TASK PROMPT ->
Copy word for word the line containing "What data populates" together with all lines following it to the end of the listing below, without the pictures.

LISTED ENTRIES ->
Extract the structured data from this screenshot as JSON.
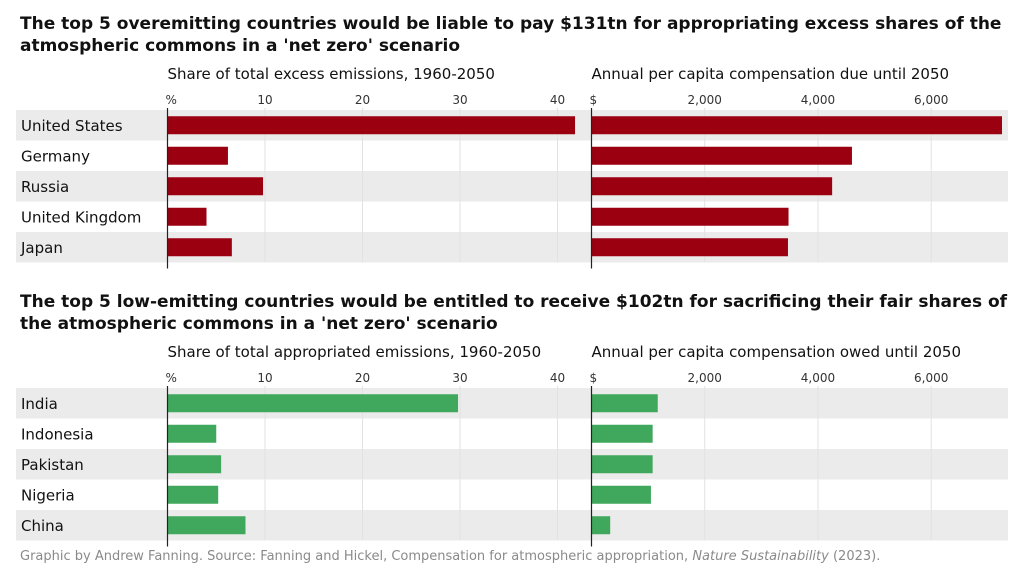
{
  "footer": {
    "prefix": "Graphic by Andrew Fanning. Source: Fanning and Hickel, Compensation for atmospheric appropriation, ",
    "journal": "Nature Sustainability",
    "suffix": " (2023)."
  },
  "colors": {
    "overemitting": "#9b0010",
    "low_emitting": "#3fa85c",
    "band": "#ebebeb",
    "grid": "#e2e2e2"
  },
  "chart_data": [
    {
      "type": "bar",
      "orientation": "horizontal",
      "title": "The top 5 overemitting countries would be liable to pay $131tn for appropriating excess shares of the atmospheric commons in a 'net zero' scenario",
      "categories": [
        "United States",
        "Germany",
        "Russia",
        "United Kingdom",
        "Japan"
      ],
      "panels": [
        {
          "subtitle": "Share of total excess emissions, 1960-2050",
          "unit_label": "%",
          "ticks": [
            10,
            20,
            30,
            40
          ],
          "xlim": [
            0,
            42
          ],
          "values": [
            41.8,
            6.2,
            9.8,
            4.0,
            6.6
          ]
        },
        {
          "subtitle": "Annual per capita compensation due until 2050",
          "unit_label": "$",
          "ticks": [
            2000,
            4000,
            6000
          ],
          "tick_labels": [
            "2,000",
            "4,000",
            "6,000"
          ],
          "xlim": [
            0,
            7250
          ],
          "values": [
            7250,
            4600,
            4250,
            3480,
            3470
          ]
        }
      ]
    },
    {
      "type": "bar",
      "orientation": "horizontal",
      "title": "The top 5 low-emitting countries would be entitled to receive $102tn for sacrificing their fair shares of the atmospheric commons in a 'net zero' scenario",
      "categories": [
        "India",
        "Indonesia",
        "Pakistan",
        "Nigeria",
        "China"
      ],
      "panels": [
        {
          "subtitle": "Share of total appropriated emissions, 1960-2050",
          "unit_label": "%",
          "ticks": [
            10,
            20,
            30,
            40
          ],
          "xlim": [
            0,
            42
          ],
          "values": [
            29.8,
            5.0,
            5.5,
            5.2,
            8.0
          ]
        },
        {
          "subtitle": "Annual per capita compensation owed until 2050",
          "unit_label": "$",
          "ticks": [
            2000,
            4000,
            6000
          ],
          "tick_labels": [
            "2,000",
            "4,000",
            "6,000"
          ],
          "xlim": [
            0,
            7250
          ],
          "values": [
            1170,
            1080,
            1080,
            1050,
            330
          ]
        }
      ]
    }
  ]
}
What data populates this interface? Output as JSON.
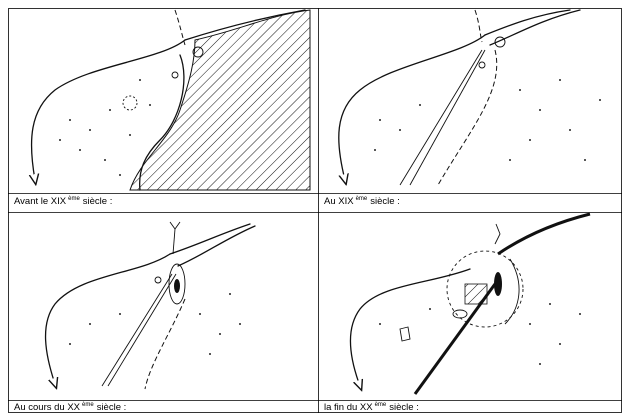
{
  "cells": [
    {
      "caption": {
        "text": "Avant le XIX",
        "sup": "ème",
        "rest": "siècle :"
      }
    },
    {
      "caption": {
        "text": "Au XIX",
        "sup": "ème",
        "rest": "siècle :"
      }
    },
    {
      "caption": {
        "text": "Au cours du XX",
        "sup": "ème",
        "rest": "siècle :"
      }
    },
    {
      "caption": {
        "text": "la fin du XX",
        "sup": "ème",
        "rest": "siècle :"
      }
    }
  ]
}
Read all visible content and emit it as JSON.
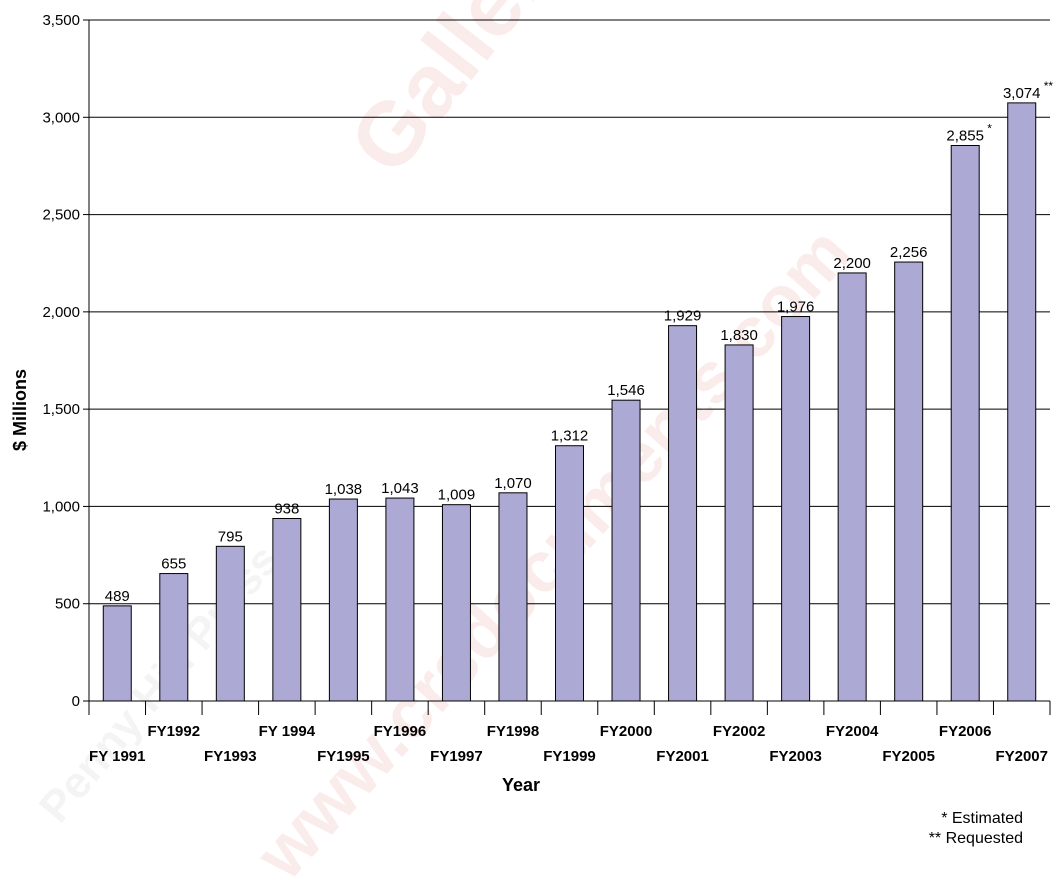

FINISHED TASK ->
What data populates this interface? Output as JSON.
{
  "cells": [
    {
      "caption": {
        "text": "Avant le XIX",
        "sup": "ème",
        "rest": "siècle :"
      }
    },
    {
      "caption": {
        "text": "Au XIX",
        "sup": "ème",
        "rest": "siècle :"
      }
    },
    {
      "caption": {
        "text": "Au cours du XX",
        "sup": "ème",
        "rest": "siècle :"
      }
    },
    {
      "caption": {
        "text": "la fin du XX",
        "sup": "ème",
        "rest": "siècle :"
      }
    }
  ]
}
Read all visible content and emit it as JSON.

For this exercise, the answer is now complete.